**Task prompt**:
Print verbatim the lines of the entries from the one containing "Read out every word on this page." to the last, inclusive, and no others.

(Records excerpted from a collection)
============
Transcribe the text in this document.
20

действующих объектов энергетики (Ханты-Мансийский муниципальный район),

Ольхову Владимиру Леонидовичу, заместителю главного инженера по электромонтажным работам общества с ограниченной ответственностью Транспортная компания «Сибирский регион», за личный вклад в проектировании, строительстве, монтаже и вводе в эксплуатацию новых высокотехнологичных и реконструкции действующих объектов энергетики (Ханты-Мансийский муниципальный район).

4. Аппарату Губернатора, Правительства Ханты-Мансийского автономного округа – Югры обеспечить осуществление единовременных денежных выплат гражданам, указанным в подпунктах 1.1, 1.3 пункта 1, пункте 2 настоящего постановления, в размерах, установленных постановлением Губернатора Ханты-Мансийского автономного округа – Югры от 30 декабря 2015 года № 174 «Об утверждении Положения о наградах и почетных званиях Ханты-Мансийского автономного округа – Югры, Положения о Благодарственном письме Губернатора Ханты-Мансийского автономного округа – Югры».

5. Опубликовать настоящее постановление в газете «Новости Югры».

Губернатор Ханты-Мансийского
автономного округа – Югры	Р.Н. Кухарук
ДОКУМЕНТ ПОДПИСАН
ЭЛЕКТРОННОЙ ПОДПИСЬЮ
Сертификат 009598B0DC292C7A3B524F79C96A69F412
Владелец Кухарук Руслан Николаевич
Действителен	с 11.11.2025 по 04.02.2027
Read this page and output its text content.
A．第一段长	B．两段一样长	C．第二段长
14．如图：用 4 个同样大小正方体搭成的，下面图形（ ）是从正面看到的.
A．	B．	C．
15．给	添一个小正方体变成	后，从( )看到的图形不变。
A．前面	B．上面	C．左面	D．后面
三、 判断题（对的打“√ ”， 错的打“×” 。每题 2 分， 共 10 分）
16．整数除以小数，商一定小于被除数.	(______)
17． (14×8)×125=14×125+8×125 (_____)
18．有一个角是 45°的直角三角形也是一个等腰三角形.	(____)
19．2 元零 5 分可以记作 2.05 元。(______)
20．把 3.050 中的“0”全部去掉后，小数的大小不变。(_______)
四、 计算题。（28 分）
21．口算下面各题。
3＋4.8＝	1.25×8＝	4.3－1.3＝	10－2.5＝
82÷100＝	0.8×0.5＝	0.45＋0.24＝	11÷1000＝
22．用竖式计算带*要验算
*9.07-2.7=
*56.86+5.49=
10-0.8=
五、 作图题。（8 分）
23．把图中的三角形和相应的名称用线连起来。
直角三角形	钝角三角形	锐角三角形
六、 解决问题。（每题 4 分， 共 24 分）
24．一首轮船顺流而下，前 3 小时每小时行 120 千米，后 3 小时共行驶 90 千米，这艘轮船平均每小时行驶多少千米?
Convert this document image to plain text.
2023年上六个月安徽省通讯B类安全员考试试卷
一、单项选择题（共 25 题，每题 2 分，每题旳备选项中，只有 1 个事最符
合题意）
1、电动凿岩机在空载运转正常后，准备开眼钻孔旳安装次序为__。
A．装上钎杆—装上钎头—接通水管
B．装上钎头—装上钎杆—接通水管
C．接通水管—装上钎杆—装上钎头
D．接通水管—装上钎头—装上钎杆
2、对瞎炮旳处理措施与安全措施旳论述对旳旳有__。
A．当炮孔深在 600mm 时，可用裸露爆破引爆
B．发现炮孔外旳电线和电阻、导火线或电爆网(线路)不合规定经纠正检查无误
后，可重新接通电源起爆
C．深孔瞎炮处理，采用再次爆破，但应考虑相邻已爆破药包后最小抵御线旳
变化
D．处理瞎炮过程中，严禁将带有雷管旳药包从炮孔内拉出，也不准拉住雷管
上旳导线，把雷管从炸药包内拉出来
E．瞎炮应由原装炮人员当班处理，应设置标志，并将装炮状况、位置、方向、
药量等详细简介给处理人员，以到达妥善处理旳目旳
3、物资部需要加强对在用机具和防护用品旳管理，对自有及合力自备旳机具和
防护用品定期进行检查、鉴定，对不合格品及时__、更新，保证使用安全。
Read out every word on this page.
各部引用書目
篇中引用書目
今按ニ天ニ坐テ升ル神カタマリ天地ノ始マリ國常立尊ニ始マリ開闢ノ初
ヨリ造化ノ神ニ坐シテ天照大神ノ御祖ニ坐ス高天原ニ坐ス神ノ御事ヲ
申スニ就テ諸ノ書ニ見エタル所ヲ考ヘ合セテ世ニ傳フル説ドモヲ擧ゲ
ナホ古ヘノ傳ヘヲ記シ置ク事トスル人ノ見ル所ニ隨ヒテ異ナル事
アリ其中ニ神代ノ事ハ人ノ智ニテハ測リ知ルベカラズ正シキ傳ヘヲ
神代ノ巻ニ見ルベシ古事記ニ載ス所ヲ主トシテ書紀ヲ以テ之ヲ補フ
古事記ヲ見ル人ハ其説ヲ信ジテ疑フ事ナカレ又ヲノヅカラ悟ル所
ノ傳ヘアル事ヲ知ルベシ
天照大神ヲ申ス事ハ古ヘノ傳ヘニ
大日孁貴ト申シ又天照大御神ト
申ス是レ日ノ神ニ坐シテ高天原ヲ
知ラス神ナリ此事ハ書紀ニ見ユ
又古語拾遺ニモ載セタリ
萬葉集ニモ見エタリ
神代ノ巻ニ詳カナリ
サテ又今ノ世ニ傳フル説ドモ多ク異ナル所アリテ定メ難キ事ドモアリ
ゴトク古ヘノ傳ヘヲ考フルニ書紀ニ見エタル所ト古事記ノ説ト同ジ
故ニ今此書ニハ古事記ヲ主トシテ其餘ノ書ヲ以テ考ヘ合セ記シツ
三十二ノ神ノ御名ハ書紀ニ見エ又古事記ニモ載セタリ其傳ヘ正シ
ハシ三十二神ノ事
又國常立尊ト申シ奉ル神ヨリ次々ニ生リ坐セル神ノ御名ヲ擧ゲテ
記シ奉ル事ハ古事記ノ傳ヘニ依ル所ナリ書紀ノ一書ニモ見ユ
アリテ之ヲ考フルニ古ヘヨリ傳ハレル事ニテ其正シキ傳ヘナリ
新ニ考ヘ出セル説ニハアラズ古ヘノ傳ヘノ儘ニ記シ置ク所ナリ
============
**Task result**:
Read out every word on this page.
各部引用書目
篇中引用書目
今按ニ天ニ坐テ升ル神カタマリ天地ノ始マリ國常立尊ニ始マリ開闢ノ初
ヨリ造化ノ神ニ坐シテ天照大神ノ御祖ニ坐ス高天原ニ坐ス神ノ御事ヲ
申スニ就テ諸ノ書ニ見エタル所ヲ考ヘ合セテ世ニ傳フル説ドモヲ擧ゲ
ナホ古ヘノ傳ヘヲ記シ置ク事トスル人ノ見ル所ニ隨ヒテ異ナル事
アリ其中ニ神代ノ事ハ人ノ智ニテハ測リ知ルベカラズ正シキ傳ヘヲ
神代ノ巻ニ見ルベシ古事記ニ載ス所ヲ主トシテ書紀ヲ以テ之ヲ補フ
古事記ヲ見ル人ハ其説ヲ信ジテ疑フ事ナカレ又ヲノヅカラ悟ル所
ノ傳ヘアル事ヲ知ルベシ
天照大神ヲ申ス事ハ古ヘノ傳ヘニ
大日孁貴ト申シ又天照大御神ト
申ス是レ日ノ神ニ坐シテ高天原ヲ
知ラス神ナリ此事ハ書紀ニ見ユ
又古語拾遺ニモ載セタリ
萬葉集ニモ見エタリ
神代ノ巻ニ詳カナリ
サテ又今ノ世ニ傳フル説ドモ多ク異ナル所アリテ定メ難キ事ドモアリ
ゴトク古ヘノ傳ヘヲ考フルニ書紀ニ見エタル所ト古事記ノ説ト同ジ
故ニ今此書ニハ古事記ヲ主トシテ其餘ノ書ヲ以テ考ヘ合セ記シツ
三十二ノ神ノ御名ハ書紀ニ見エ又古事記ニモ載セタリ其傳ヘ正シ
ハシ三十二神ノ事
又國常立尊ト申シ奉ル神ヨリ次々ニ生リ坐セル神ノ御名ヲ擧ゲテ
記シ奉ル事ハ古事記ノ傳ヘニ依ル所ナリ書紀ノ一書ニモ見ユ
アリテ之ヲ考フルニ古ヘヨリ傳ハレル事ニテ其正シキ傳ヘナリ
新ニ考ヘ出セル説ニハアラズ古ヘノ傳ヘノ儘ニ記シ置ク所ナリ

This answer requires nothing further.